**DATA FOR PROCESSING:**
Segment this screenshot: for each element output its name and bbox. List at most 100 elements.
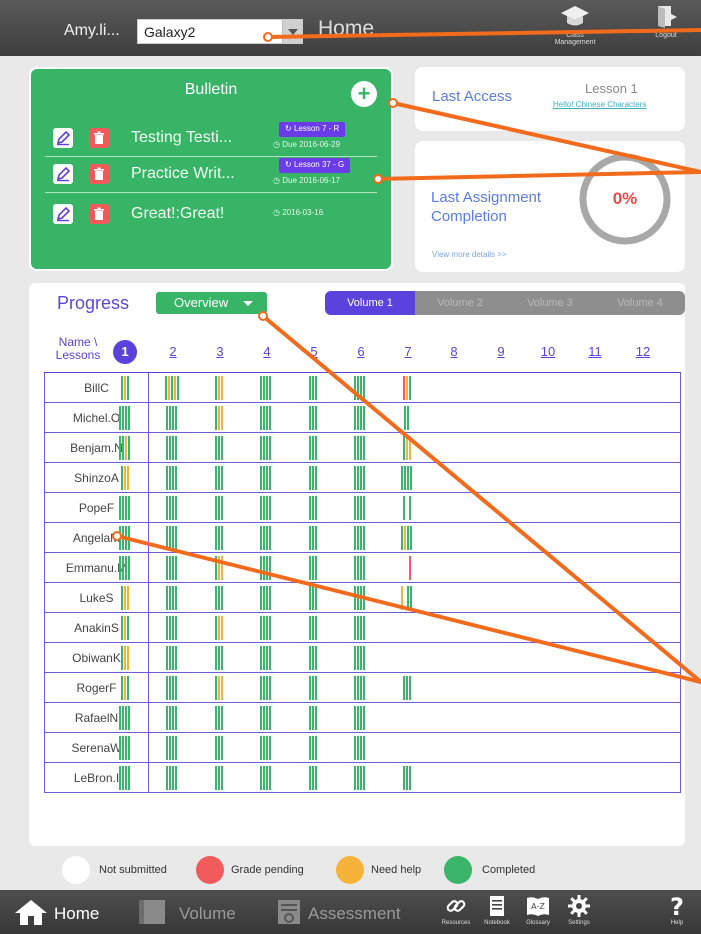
- lesson-link-4[interactable]: 4: [254, 344, 280, 359]
- lesson-status-bars[interactable]: [119, 406, 131, 430]
- bulletin-item[interactable]: Testing Testi... ↻ Lesson 7 - R ◷ Due 20…: [31, 121, 391, 157]
- settings-button[interactable]: Settings: [559, 894, 599, 926]
- lesson-status-bars[interactable]: [354, 616, 366, 640]
- lesson-status-bars[interactable]: [166, 736, 178, 760]
- lesson-status-bars[interactable]: [214, 496, 224, 520]
- lesson-status-bars[interactable]: [120, 646, 130, 670]
- last-access-link[interactable]: Hello! Chinese Characters: [553, 100, 646, 109]
- lesson-status-bars[interactable]: [308, 646, 318, 670]
- lesson-tag[interactable]: ↻ Lesson 37 - G: [279, 158, 351, 173]
- student-name[interactable]: SerenaW: [44, 733, 149, 763]
- lesson-status-bars[interactable]: [214, 586, 224, 610]
- table-row[interactable]: BillC: [44, 373, 681, 403]
- lesson-status-bars[interactable]: [260, 616, 272, 640]
- lesson-status-bars[interactable]: [308, 766, 318, 790]
- table-row[interactable]: ObiwanK: [44, 643, 681, 673]
- lesson-status-bars[interactable]: [354, 646, 366, 670]
- lesson-link-6[interactable]: 6: [348, 344, 374, 359]
- trash-icon[interactable]: [89, 128, 109, 148]
- lesson-status-bars[interactable]: [354, 676, 366, 700]
- lesson-status-bars[interactable]: [214, 646, 224, 670]
- lesson-status-bars[interactable]: [214, 706, 224, 730]
- pencil-icon[interactable]: [53, 128, 73, 148]
- lesson-status-bars[interactable]: [260, 526, 272, 550]
- lesson-status-bars[interactable]: [308, 376, 318, 400]
- lesson-status-bars[interactable]: [214, 556, 224, 580]
- lesson-status-bars[interactable]: [403, 556, 412, 580]
- lesson-status-bars[interactable]: [120, 466, 130, 490]
- lesson-status-bars[interactable]: [402, 436, 412, 460]
- lesson-status-bars[interactable]: [166, 586, 178, 610]
- lesson-status-bars[interactable]: [354, 586, 366, 610]
- lesson-status-bars[interactable]: [214, 616, 224, 640]
- table-row[interactable]: Michel.O: [44, 403, 681, 433]
- lesson-status-bars[interactable]: [260, 556, 272, 580]
- lesson-status-bars[interactable]: [214, 766, 224, 790]
- table-row[interactable]: Benjam.N: [44, 433, 681, 463]
- lesson-link-2[interactable]: 2: [160, 344, 186, 359]
- lesson-status-bars[interactable]: [214, 736, 224, 760]
- lesson-status-bars[interactable]: [354, 706, 366, 730]
- lesson-status-bars[interactable]: [260, 706, 272, 730]
- lesson-status-bars[interactable]: [308, 526, 318, 550]
- table-row[interactable]: AngelaM: [44, 523, 681, 553]
- student-name[interactable]: LeBron.I: [44, 763, 149, 793]
- pencil-icon[interactable]: [53, 204, 73, 224]
- trash-icon[interactable]: [89, 164, 109, 184]
- lesson-status-bars[interactable]: [308, 616, 318, 640]
- student-name[interactable]: Emmanu.M: [44, 553, 149, 583]
- lesson-status-bars[interactable]: [354, 466, 366, 490]
- lesson-status-bars[interactable]: [401, 586, 413, 610]
- lesson-status-bars[interactable]: [214, 406, 224, 430]
- lesson-link-3[interactable]: 3: [207, 344, 233, 359]
- table-row[interactable]: RogerF: [44, 673, 681, 703]
- lesson-status-bars[interactable]: [260, 466, 272, 490]
- student-name[interactable]: PopeF: [44, 493, 149, 523]
- nav-home[interactable]: Home: [14, 890, 124, 934]
- lesson-status-bars[interactable]: [166, 706, 178, 730]
- chevron-down-icon[interactable]: [282, 20, 302, 43]
- student-name[interactable]: ObiwanK: [44, 643, 149, 673]
- lesson-status-bars[interactable]: [260, 586, 272, 610]
- lesson-status-bars[interactable]: [354, 526, 366, 550]
- lesson-link-11[interactable]: 11: [582, 344, 608, 359]
- class-select[interactable]: Galaxy2: [137, 19, 303, 44]
- lesson-status-bars[interactable]: [119, 556, 131, 580]
- glossary-button[interactable]: A-Z Glossary: [518, 894, 558, 926]
- student-name[interactable]: ShinzoA: [44, 463, 149, 493]
- lesson-status-bars[interactable]: [166, 616, 178, 640]
- student-name[interactable]: Benjam.N: [44, 433, 149, 463]
- student-name[interactable]: AngelaM: [44, 523, 149, 553]
- lesson-status-bars[interactable]: [260, 646, 272, 670]
- lesson-status-bars[interactable]: [166, 406, 178, 430]
- lesson-status-bars[interactable]: [260, 766, 272, 790]
- lesson-status-bars[interactable]: [260, 736, 272, 760]
- lesson-status-bars[interactable]: [166, 466, 178, 490]
- table-row[interactable]: Emmanu.M: [44, 553, 681, 583]
- lesson-status-bars[interactable]: [166, 646, 178, 670]
- lesson-status-bars[interactable]: [214, 526, 224, 550]
- add-bulletin-button[interactable]: +: [351, 81, 377, 107]
- student-name[interactable]: LukeS: [44, 583, 149, 613]
- help-button[interactable]: ? Help: [657, 894, 697, 926]
- lesson-status-bars[interactable]: [120, 616, 130, 640]
- lesson-status-bars[interactable]: [260, 376, 272, 400]
- lesson-status-bars[interactable]: [260, 496, 272, 520]
- lesson-status-bars[interactable]: [214, 676, 224, 700]
- lesson-tag[interactable]: ↻ Lesson 7 - R: [279, 122, 346, 137]
- lesson-link-8[interactable]: 8: [441, 344, 467, 359]
- lesson-link-1[interactable]: 1: [113, 340, 137, 364]
- lesson-status-bars[interactable]: [120, 676, 130, 700]
- table-row[interactable]: AnakinS: [44, 613, 681, 643]
- user-name[interactable]: Amy.li...: [64, 22, 120, 40]
- lesson-status-bars[interactable]: [402, 766, 412, 790]
- lesson-status-bars[interactable]: [308, 586, 318, 610]
- lesson-link-7[interactable]: 7: [395, 344, 421, 359]
- lesson-status-bars[interactable]: [402, 496, 412, 520]
- table-row[interactable]: LeBron.I: [44, 763, 681, 793]
- lesson-status-bars[interactable]: [354, 766, 366, 790]
- bulletin-item[interactable]: Practice Writ... ↻ Lesson 37 - G ◷ Due 2…: [31, 157, 391, 193]
- lesson-status-bars[interactable]: [119, 436, 131, 460]
- student-name[interactable]: AnakinS: [44, 613, 149, 643]
- lesson-status-bars[interactable]: [402, 676, 412, 700]
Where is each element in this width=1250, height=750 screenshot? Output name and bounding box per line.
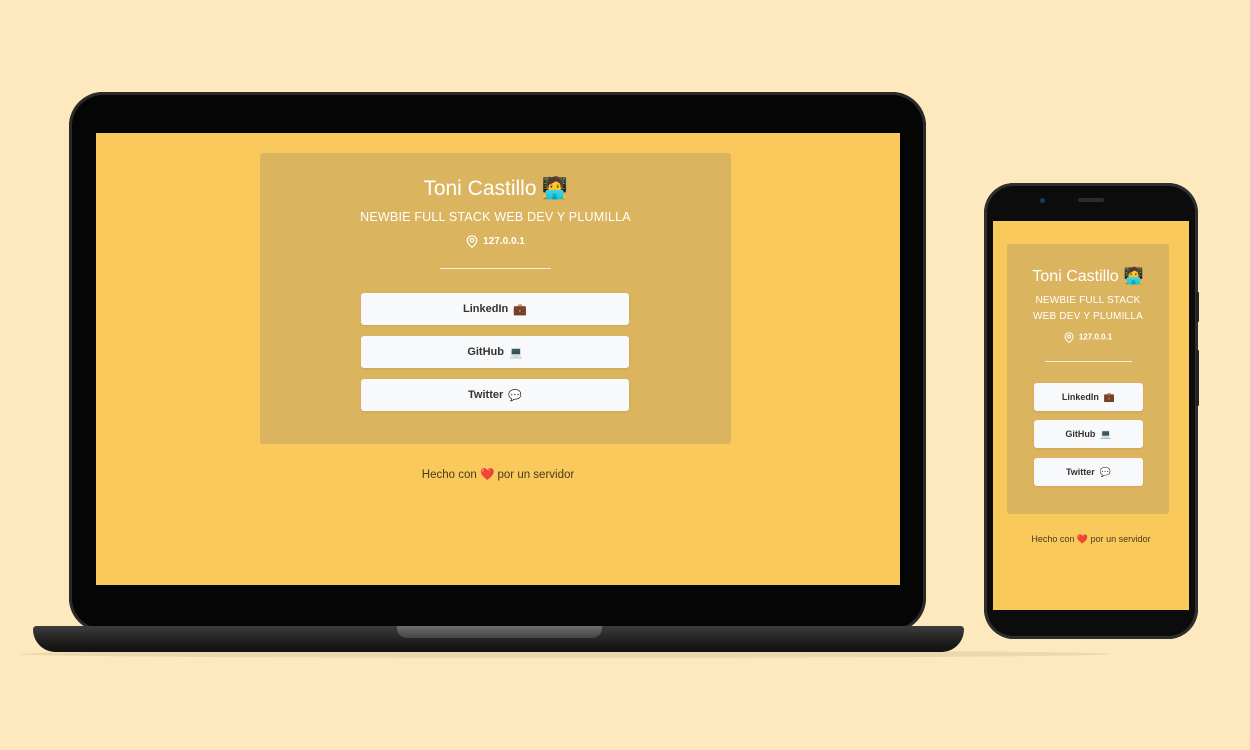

**WRITTEN INSTRUCTION:**
Copy every row above line for line with no changes, leaving out the pictures.

**SOLUTION FOR THIS EXERCISE:**
Segment this screenshot: for each element output its name and bbox. List at most 100 elements.
- lesson-link-4[interactable]: 4: [254, 344, 280, 359]
- lesson-status-bars[interactable]: [119, 406, 131, 430]
- bulletin-item[interactable]: Testing Testi... ↻ Lesson 7 - R ◷ Due 20…: [31, 121, 391, 157]
- settings-button[interactable]: Settings: [559, 894, 599, 926]
- lesson-status-bars[interactable]: [354, 616, 366, 640]
- lesson-status-bars[interactable]: [166, 736, 178, 760]
- lesson-status-bars[interactable]: [214, 496, 224, 520]
- lesson-status-bars[interactable]: [120, 646, 130, 670]
- last-access-link[interactable]: Hello! Chinese Characters: [553, 100, 646, 109]
- lesson-status-bars[interactable]: [308, 646, 318, 670]
- lesson-tag[interactable]: ↻ Lesson 37 - G: [279, 158, 351, 173]
- student-name[interactable]: SerenaW: [44, 733, 149, 763]
- lesson-status-bars[interactable]: [214, 586, 224, 610]
- table-row[interactable]: BillC: [44, 373, 681, 403]
- lesson-status-bars[interactable]: [260, 616, 272, 640]
- lesson-status-bars[interactable]: [308, 766, 318, 790]
- table-row[interactable]: ObiwanK: [44, 643, 681, 673]
- lesson-status-bars[interactable]: [354, 646, 366, 670]
- lesson-link-6[interactable]: 6: [348, 344, 374, 359]
- trash-icon[interactable]: [89, 128, 109, 148]
- lesson-status-bars[interactable]: [354, 676, 366, 700]
- lesson-status-bars[interactable]: [214, 646, 224, 670]
- lesson-status-bars[interactable]: [214, 706, 224, 730]
- pencil-icon[interactable]: [53, 128, 73, 148]
- lesson-status-bars[interactable]: [260, 526, 272, 550]
- lesson-status-bars[interactable]: [308, 376, 318, 400]
- lesson-status-bars[interactable]: [214, 556, 224, 580]
- lesson-status-bars[interactable]: [403, 556, 412, 580]
- lesson-status-bars[interactable]: [120, 466, 130, 490]
- lesson-status-bars[interactable]: [402, 436, 412, 460]
- lesson-status-bars[interactable]: [166, 586, 178, 610]
- lesson-status-bars[interactable]: [354, 586, 366, 610]
- lesson-status-bars[interactable]: [214, 616, 224, 640]
- table-row[interactable]: Michel.O: [44, 403, 681, 433]
- lesson-status-bars[interactable]: [260, 556, 272, 580]
- lesson-status-bars[interactable]: [214, 766, 224, 790]
- table-row[interactable]: Benjam.N: [44, 433, 681, 463]
- lesson-link-2[interactable]: 2: [160, 344, 186, 359]
- lesson-status-bars[interactable]: [214, 736, 224, 760]
- lesson-status-bars[interactable]: [354, 706, 366, 730]
- lesson-status-bars[interactable]: [260, 706, 272, 730]
- lesson-status-bars[interactable]: [308, 526, 318, 550]
- table-row[interactable]: AngelaM: [44, 523, 681, 553]
- student-name[interactable]: LeBron.I: [44, 763, 149, 793]
- pencil-icon[interactable]: [53, 204, 73, 224]
- trash-icon[interactable]: [89, 164, 109, 184]
- lesson-status-bars[interactable]: [308, 616, 318, 640]
- student-name[interactable]: Emmanu.M: [44, 553, 149, 583]
- lesson-status-bars[interactable]: [354, 466, 366, 490]
- lesson-status-bars[interactable]: [401, 586, 413, 610]
- lesson-status-bars[interactable]: [214, 406, 224, 430]
- lesson-link-3[interactable]: 3: [207, 344, 233, 359]
- table-row[interactable]: RogerF: [44, 673, 681, 703]
- lesson-status-bars[interactable]: [260, 466, 272, 490]
- student-name[interactable]: PopeF: [44, 493, 149, 523]
- nav-home[interactable]: Home: [14, 890, 124, 934]
- lesson-status-bars[interactable]: [166, 706, 178, 730]
- chevron-down-icon[interactable]: [282, 20, 302, 43]
- student-name[interactable]: ObiwanK: [44, 643, 149, 673]
- lesson-status-bars[interactable]: [260, 586, 272, 610]
- lesson-status-bars[interactable]: [354, 526, 366, 550]
- lesson-link-11[interactable]: 11: [582, 344, 608, 359]
- class-select[interactable]: Galaxy2: [137, 19, 303, 44]
- lesson-status-bars[interactable]: [119, 556, 131, 580]
- glossary-button[interactable]: A-Z Glossary: [518, 894, 558, 926]
- student-name[interactable]: ShinzoA: [44, 463, 149, 493]
- lesson-status-bars[interactable]: [166, 616, 178, 640]
- student-name[interactable]: Benjam.N: [44, 433, 149, 463]
- student-name[interactable]: AngelaM: [44, 523, 149, 553]
- lesson-status-bars[interactable]: [260, 646, 272, 670]
- lesson-status-bars[interactable]: [166, 406, 178, 430]
- lesson-status-bars[interactable]: [260, 766, 272, 790]
- lesson-status-bars[interactable]: [260, 736, 272, 760]
- lesson-status-bars[interactable]: [166, 466, 178, 490]
- table-row[interactable]: Emmanu.M: [44, 553, 681, 583]
- lesson-status-bars[interactable]: [166, 646, 178, 670]
- lesson-status-bars[interactable]: [214, 526, 224, 550]
- add-bulletin-button[interactable]: +: [351, 81, 377, 107]
- student-name[interactable]: LukeS: [44, 583, 149, 613]
- help-button[interactable]: ? Help: [657, 894, 697, 926]
- lesson-status-bars[interactable]: [120, 616, 130, 640]
- lesson-status-bars[interactable]: [260, 376, 272, 400]
- lesson-status-bars[interactable]: [260, 496, 272, 520]
- lesson-status-bars[interactable]: [214, 676, 224, 700]
- lesson-tag[interactable]: ↻ Lesson 7 - R: [279, 122, 346, 137]
- lesson-link-8[interactable]: 8: [441, 344, 467, 359]
- lesson-link-1[interactable]: 1: [113, 340, 137, 364]
- lesson-status-bars[interactable]: [120, 676, 130, 700]
- table-row[interactable]: AnakinS: [44, 613, 681, 643]
- user-name[interactable]: Amy.li...: [64, 22, 120, 40]
- lesson-status-bars[interactable]: [402, 766, 412, 790]
- lesson-status-bars[interactable]: [308, 586, 318, 610]
- lesson-link-7[interactable]: 7: [395, 344, 421, 359]
- lesson-status-bars[interactable]: [402, 496, 412, 520]
- table-row[interactable]: LeBron.I: [44, 763, 681, 793]
- lesson-status-bars[interactable]: [354, 766, 366, 790]
- bulletin-item[interactable]: Practice Writ... ↻ Lesson 37 - G ◷ Due 2…: [31, 157, 391, 193]
- lesson-status-bars[interactable]: [119, 436, 131, 460]
- student-name[interactable]: AnakinS: [44, 613, 149, 643]
- lesson-status-bars[interactable]: [402, 676, 412, 700]
Where is each element in this width=1250, height=750 screenshot? Output name and bounding box per line.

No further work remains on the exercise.